Requirement:
Restate the whole listing exactly.

Material shown:
|---|

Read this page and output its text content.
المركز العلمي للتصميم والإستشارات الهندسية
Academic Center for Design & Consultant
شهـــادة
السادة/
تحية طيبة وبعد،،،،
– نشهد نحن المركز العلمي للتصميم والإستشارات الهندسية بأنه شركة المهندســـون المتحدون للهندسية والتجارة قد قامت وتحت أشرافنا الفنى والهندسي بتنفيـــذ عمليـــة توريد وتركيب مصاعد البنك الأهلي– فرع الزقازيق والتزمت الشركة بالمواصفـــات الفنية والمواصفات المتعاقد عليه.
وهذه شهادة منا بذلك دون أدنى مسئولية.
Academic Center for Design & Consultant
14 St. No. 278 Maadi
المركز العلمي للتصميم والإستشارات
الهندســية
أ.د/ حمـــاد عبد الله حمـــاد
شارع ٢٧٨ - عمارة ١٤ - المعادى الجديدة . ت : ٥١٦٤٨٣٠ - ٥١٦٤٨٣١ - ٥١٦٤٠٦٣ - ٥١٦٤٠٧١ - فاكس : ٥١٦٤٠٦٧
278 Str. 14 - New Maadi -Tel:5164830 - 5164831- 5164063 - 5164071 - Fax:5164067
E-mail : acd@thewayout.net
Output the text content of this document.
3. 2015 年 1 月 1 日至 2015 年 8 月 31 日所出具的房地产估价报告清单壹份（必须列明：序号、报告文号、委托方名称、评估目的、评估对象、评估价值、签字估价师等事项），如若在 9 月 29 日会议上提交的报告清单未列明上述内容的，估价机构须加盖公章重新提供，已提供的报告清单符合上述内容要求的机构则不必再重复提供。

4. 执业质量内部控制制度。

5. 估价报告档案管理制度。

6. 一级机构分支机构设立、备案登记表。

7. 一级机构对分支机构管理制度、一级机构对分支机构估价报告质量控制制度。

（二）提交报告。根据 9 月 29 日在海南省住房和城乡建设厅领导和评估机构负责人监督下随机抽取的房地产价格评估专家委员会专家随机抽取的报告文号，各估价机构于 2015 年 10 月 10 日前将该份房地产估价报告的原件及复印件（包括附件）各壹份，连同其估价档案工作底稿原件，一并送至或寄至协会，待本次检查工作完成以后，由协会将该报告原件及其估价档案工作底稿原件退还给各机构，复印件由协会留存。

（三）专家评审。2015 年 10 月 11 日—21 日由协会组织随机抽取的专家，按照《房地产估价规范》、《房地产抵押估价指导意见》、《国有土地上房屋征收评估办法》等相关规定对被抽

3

|---|

Exercise response:
Read this page and output its text content.
المركز العلمي للتصميم والإستشارات الهندسية
Academic Center for Design & Consultant
شهـــادة
السادة/
تحية طيبة وبعد،،،،
– نشهد نحن المركز العلمي للتصميم والإستشارات الهندسية بأنه شركة المهندســـون المتحدون للهندسية والتجارة قد قامت وتحت أشرافنا الفنى والهندسي بتنفيـــذ عمليـــة توريد وتركيب مصاعد البنك الأهلي– فرع الزقازيق والتزمت الشركة بالمواصفـــات الفنية والمواصفات المتعاقد عليه.
وهذه شهادة منا بذلك دون أدنى مسئولية.
Academic Center for Design & Consultant
14 St. No. 278 Maadi
المركز العلمي للتصميم والإستشارات
الهندســية
أ.د/ حمـــاد عبد الله حمـــاد
شارع ٢٧٨ - عمارة ١٤ - المعادى الجديدة . ت : ٥١٦٤٨٣٠ - ٥١٦٤٨٣١ - ٥١٦٤٠٦٣ - ٥١٦٤٠٧١ - فاكس : ٥١٦٤٠٦٧
278 Str. 14 - New Maadi -Tel:5164830 - 5164831- 5164063 - 5164071 - Fax:5164067
E-mail : acd@thewayout.net
Output the text content of this document.
3. 2015 年 1 月 1 日至 2015 年 8 月 31 日所出具的房地产估价报告清单壹份（必须列明：序号、报告文号、委托方名称、评估目的、评估对象、评估价值、签字估价师等事项），如若在 9 月 29 日会议上提交的报告清单未列明上述内容的，估价机构须加盖公章重新提供，已提供的报告清单符合上述内容要求的机构则不必再重复提供。

4. 执业质量内部控制制度。

5. 估价报告档案管理制度。

6. 一级机构分支机构设立、备案登记表。

7. 一级机构对分支机构管理制度、一级机构对分支机构估价报告质量控制制度。

（二）提交报告。根据 9 月 29 日在海南省住房和城乡建设厅领导和评估机构负责人监督下随机抽取的房地产价格评估专家委员会专家随机抽取的报告文号，各估价机构于 2015 年 10 月 10 日前将该份房地产估价报告的原件及复印件（包括附件）各壹份，连同其估价档案工作底稿原件，一并送至或寄至协会，待本次检查工作完成以后，由协会将该报告原件及其估价档案工作底稿原件退还给各机构，复印件由协会留存。

（三）专家评审。2015 年 10 月 11 日—21 日由协会组织随机抽取的专家，按照《房地产估价规范》、《房地产抵押估价指导意见》、《国有土地上房屋征收评估办法》等相关规定对被抽

3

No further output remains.